[Work to be completed] Output only the lines from the line holding "Read this page and output its text content." through the close of the records, exactly as they appear, with all pictures omitted.

[Record set]
----------

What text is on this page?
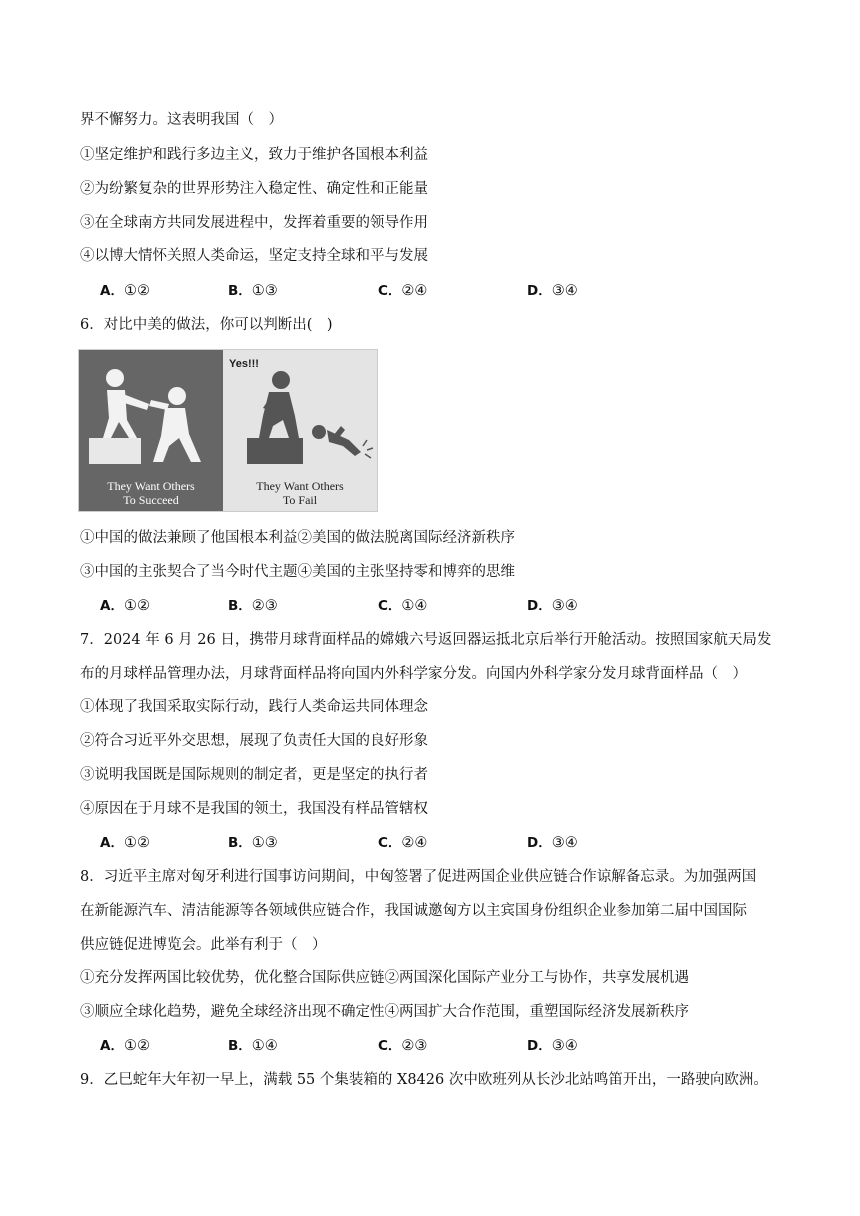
界不懈努力。这表明我国（　）
①坚定维护和践行多边主义，致力于维护各国根本利益
②为纷繁复杂的世界形势注入稳定性、确定性和正能量
③在全球南方共同发展进程中，发挥着重要的领导作用
④以博大情怀关照人类命运，坚定支持全球和平与发展
A．①②	B．①③	C．②④	D．③④
6．对比中美的做法，你可以判断出(　)
They Want Others
To Succeed
Yes!!!
They Want Others
To Fail
①中国的做法兼顾了他国根本利益②美国的做法脱离国际经济新秩序
③中国的主张契合了当今时代主题④美国的主张坚持零和博弈的思维
A．①②	B．②③	C．①④	D．③④
7．2024 年 6 月 26 日，携带月球背面样品的嫦娥六号返回器运抵北京后举行开舱活动。按照国家航天局发
布的月球样品管理办法，月球背面样品将向国内外科学家分发。向国内外科学家分发月球背面样品（　）
①体现了我国采取实际行动，践行人类命运共同体理念
②符合习近平外交思想，展现了负责任大国的良好形象
③说明我国既是国际规则的制定者，更是坚定的执行者
④原因在于月球不是我国的领土，我国没有样品管辖权
A．①②	B．①③	C．②④	D．③④
8．习近平主席对匈牙利进行国事访问期间，中匈签署了促进两国企业供应链合作谅解备忘录。为加强两国
在新能源汽车、清洁能源等各领域供应链合作，我国诚邀匈方以主宾国身份组织企业参加第二届中国国际
供应链促进博览会。此举有利于（　）
①充分发挥两国比较优势，优化整合国际供应链②两国深化国际产业分工与协作，共享发展机遇
③顺应全球化趋势，避免全球经济出现不确定性④两国扩大合作范围，重塑国际经济发展新秩序
A．①②	B．①④	C．②③	D．③④
9．乙巳蛇年大年初一早上，满载 55 个集装箱的 X8426 次中欧班列从长沙北站鸣笛开出，一路驶向欧洲。
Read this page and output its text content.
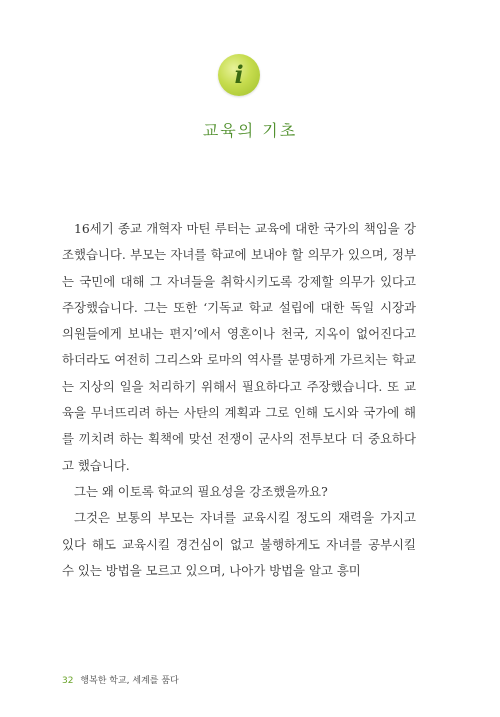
i
교육의 기초

16세기 종교 개혁자 마틴 루터는 교육에 대한 국가의 책임을 강조했습니다. 부모는 자녀를 학교에 보내야 할 의무가 있으며, 정부는 국민에 대해 그 자녀들을 취학시키도록 강제할 의무가 있다고 주장했습니다. 그는 또한 ‘기독교 학교 설립에 대한 독일 시장과 의원들에게 보내는 편지’에서 영혼이나 천국, 지옥이 없어진다고 하더라도 여전히 그리스와 로마의 역사를 분명하게 가르치는 학교는 지상의 일을 처리하기 위해서 필요하다고 주장했습니다. 또 교육을 무너뜨리려 하는 사탄의 계획과 그로 인해 도시와 국가에 해를 끼치려 하는 획책에 맞선 전쟁이 군사의 전투보다 더 중요하다고 했습니다.

그는 왜 이토록 학교의 필요성을 강조했을까요?

그것은 보통의 부모는 자녀를 교육시킬 정도의 재력을 가지고 있다 해도 교육시킬 경건심이 없고 불행하게도 자녀를 공부시킬 수 있는 방법을 모르고 있으며, 나아가 방법을 알고 흥미

32 행복한 학교, 세계를 품다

----------

[Response for this exercise]
Read this page and output its text content.
i
교육의 기초

16세기 종교 개혁자 마틴 루터는 교육에 대한 국가의 책임을 강조했습니다. 부모는 자녀를 학교에 보내야 할 의무가 있으며, 정부는 국민에 대해 그 자녀들을 취학시키도록 강제할 의무가 있다고 주장했습니다. 그는 또한 ‘기독교 학교 설립에 대한 독일 시장과 의원들에게 보내는 편지’에서 영혼이나 천국, 지옥이 없어진다고 하더라도 여전히 그리스와 로마의 역사를 분명하게 가르치는 학교는 지상의 일을 처리하기 위해서 필요하다고 주장했습니다. 또 교육을 무너뜨리려 하는 사탄의 계획과 그로 인해 도시와 국가에 해를 끼치려 하는 획책에 맞선 전쟁이 군사의 전투보다 더 중요하다고 했습니다.

그는 왜 이토록 학교의 필요성을 강조했을까요?

그것은 보통의 부모는 자녀를 교육시킬 정도의 재력을 가지고 있다 해도 교육시킬 경건심이 없고 불행하게도 자녀를 공부시킬 수 있는 방법을 모르고 있으며, 나아가 방법을 알고 흥미

32 행복한 학교, 세계를 품다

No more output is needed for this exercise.